In the listing that follows, how many lines contain "controller"? Give the number only.
>>>>
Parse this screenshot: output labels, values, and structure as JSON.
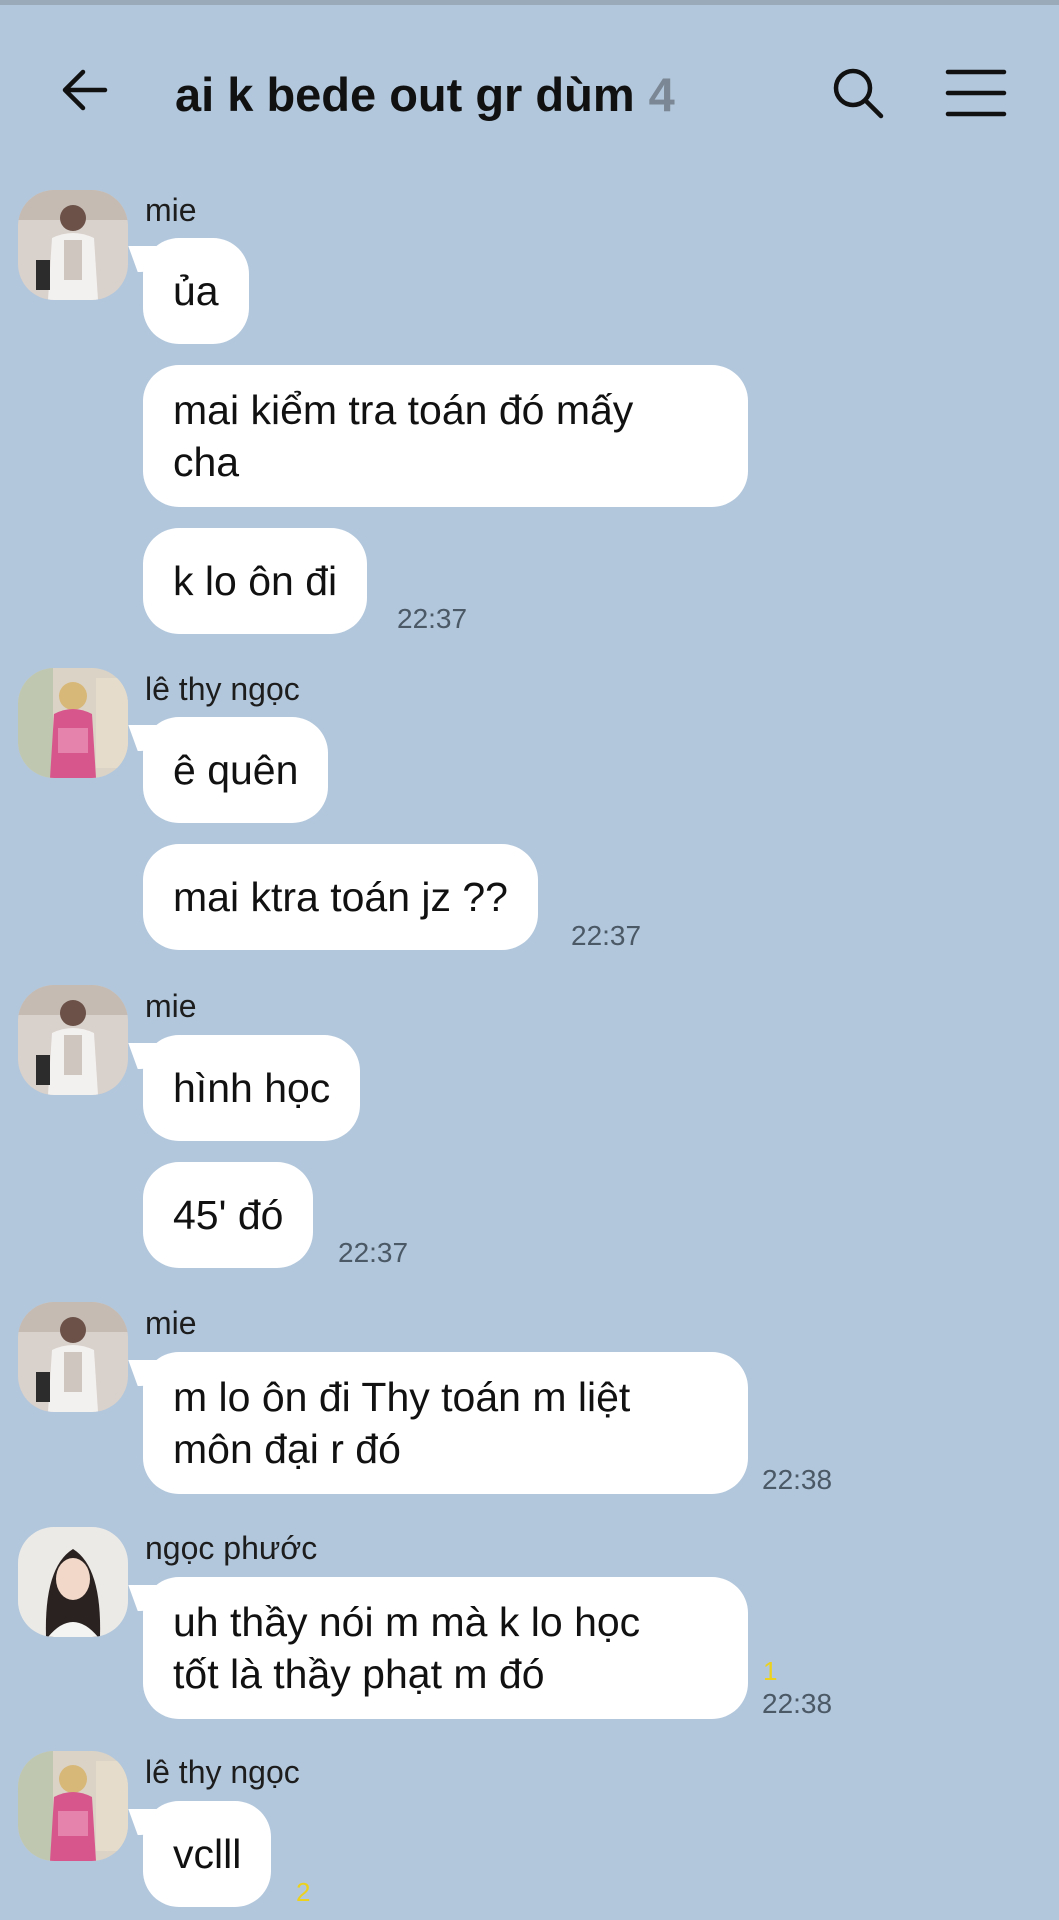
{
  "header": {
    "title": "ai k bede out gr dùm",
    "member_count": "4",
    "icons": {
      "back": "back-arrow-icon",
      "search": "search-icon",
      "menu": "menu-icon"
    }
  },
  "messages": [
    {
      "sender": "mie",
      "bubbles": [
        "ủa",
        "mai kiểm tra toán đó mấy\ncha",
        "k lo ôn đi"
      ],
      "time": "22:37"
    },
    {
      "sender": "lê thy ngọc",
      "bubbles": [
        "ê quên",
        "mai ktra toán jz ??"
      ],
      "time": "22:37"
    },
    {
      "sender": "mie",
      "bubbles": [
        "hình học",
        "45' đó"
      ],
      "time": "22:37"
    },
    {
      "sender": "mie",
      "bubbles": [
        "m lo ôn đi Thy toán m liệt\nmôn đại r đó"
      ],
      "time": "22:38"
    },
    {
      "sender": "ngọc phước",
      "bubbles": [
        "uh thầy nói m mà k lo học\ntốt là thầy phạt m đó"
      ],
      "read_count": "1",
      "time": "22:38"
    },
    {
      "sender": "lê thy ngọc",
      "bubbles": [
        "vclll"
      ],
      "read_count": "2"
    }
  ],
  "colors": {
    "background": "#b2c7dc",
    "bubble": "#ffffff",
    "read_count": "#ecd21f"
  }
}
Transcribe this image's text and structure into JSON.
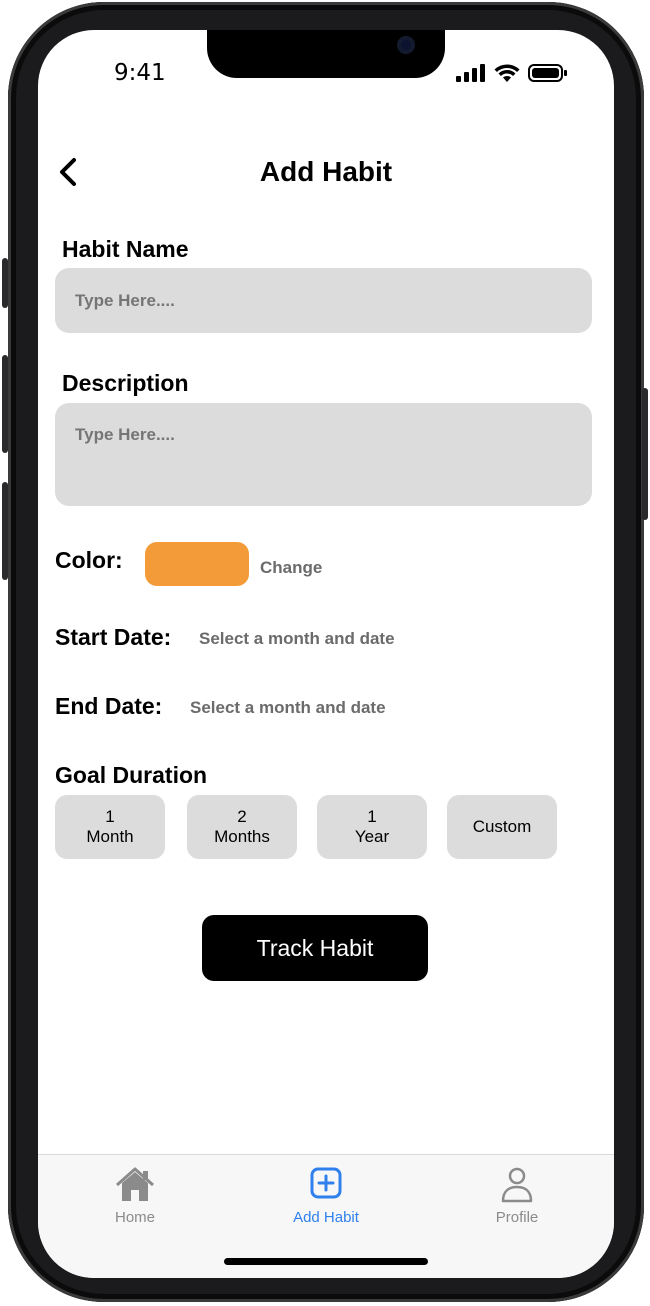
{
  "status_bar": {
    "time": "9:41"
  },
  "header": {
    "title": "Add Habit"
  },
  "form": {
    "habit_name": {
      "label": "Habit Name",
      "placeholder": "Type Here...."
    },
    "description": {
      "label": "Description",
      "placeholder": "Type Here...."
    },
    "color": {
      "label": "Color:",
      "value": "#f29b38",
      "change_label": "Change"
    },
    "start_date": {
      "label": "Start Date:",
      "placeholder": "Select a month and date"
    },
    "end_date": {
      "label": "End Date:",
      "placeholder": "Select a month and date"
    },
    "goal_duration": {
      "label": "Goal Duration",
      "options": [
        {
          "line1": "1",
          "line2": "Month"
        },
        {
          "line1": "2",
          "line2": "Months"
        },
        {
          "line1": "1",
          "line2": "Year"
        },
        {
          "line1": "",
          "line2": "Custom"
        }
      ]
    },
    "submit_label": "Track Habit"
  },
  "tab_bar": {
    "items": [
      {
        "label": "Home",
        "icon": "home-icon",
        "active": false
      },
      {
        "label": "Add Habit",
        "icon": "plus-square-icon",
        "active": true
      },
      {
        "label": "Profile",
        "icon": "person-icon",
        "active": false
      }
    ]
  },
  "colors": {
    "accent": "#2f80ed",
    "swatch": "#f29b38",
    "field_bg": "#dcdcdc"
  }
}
<<<<
>>>>
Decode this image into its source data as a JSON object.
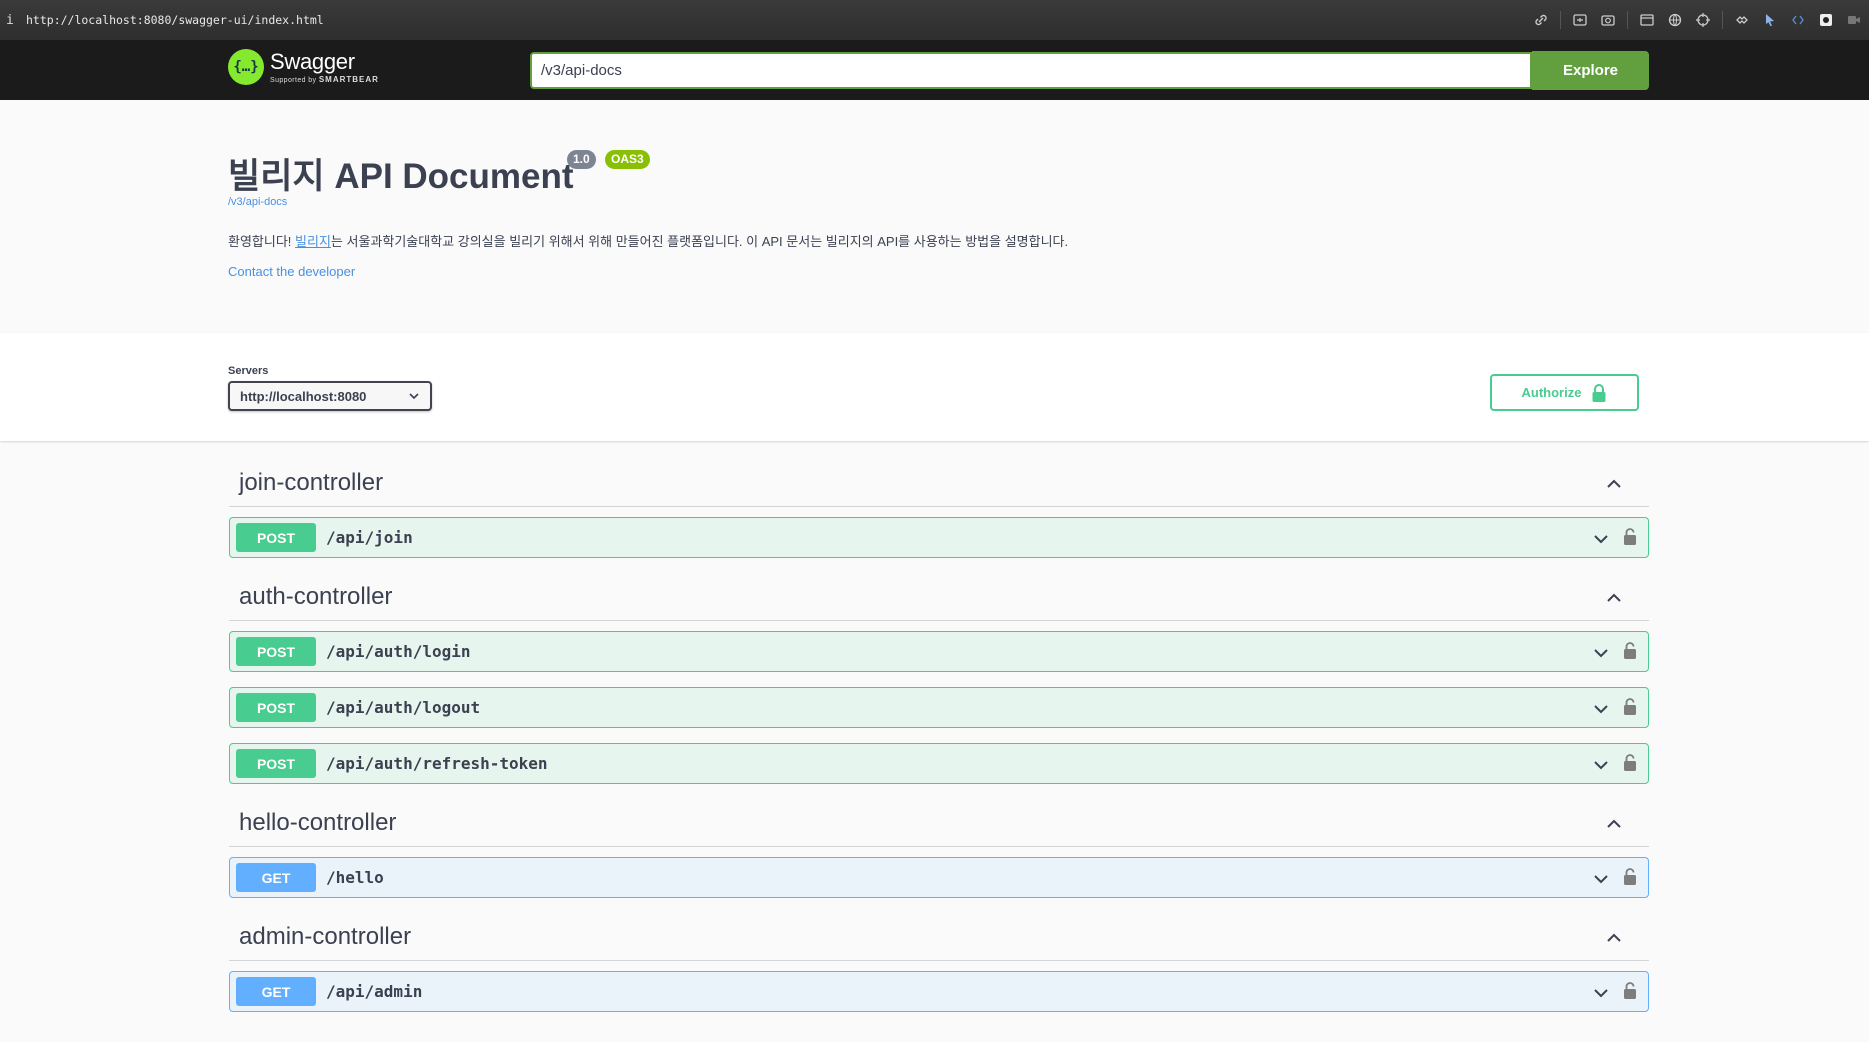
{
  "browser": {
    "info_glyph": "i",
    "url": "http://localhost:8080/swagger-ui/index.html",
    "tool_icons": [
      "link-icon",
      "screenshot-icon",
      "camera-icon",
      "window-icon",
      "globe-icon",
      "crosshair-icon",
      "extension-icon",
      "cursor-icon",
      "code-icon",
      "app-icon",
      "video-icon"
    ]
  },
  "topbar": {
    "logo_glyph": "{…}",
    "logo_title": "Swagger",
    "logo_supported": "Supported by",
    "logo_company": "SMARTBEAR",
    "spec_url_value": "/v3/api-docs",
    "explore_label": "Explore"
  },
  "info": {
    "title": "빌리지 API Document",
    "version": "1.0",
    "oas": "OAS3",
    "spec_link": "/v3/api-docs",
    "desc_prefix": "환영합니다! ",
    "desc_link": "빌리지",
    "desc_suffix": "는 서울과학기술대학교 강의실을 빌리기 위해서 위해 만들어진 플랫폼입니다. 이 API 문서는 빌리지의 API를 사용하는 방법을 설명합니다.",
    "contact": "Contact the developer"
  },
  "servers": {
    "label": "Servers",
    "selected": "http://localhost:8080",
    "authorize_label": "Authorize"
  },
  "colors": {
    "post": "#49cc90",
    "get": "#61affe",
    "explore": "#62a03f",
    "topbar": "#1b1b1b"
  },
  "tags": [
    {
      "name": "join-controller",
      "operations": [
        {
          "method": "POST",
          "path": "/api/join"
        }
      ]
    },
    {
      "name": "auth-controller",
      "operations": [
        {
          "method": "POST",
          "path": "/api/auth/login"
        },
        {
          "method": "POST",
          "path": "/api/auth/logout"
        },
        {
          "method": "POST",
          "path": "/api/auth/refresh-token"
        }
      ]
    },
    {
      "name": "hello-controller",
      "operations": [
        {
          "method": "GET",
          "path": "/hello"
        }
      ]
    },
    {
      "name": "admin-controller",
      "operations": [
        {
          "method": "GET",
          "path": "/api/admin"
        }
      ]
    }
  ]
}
<<<<
> **SOLUTION BELOW**:
4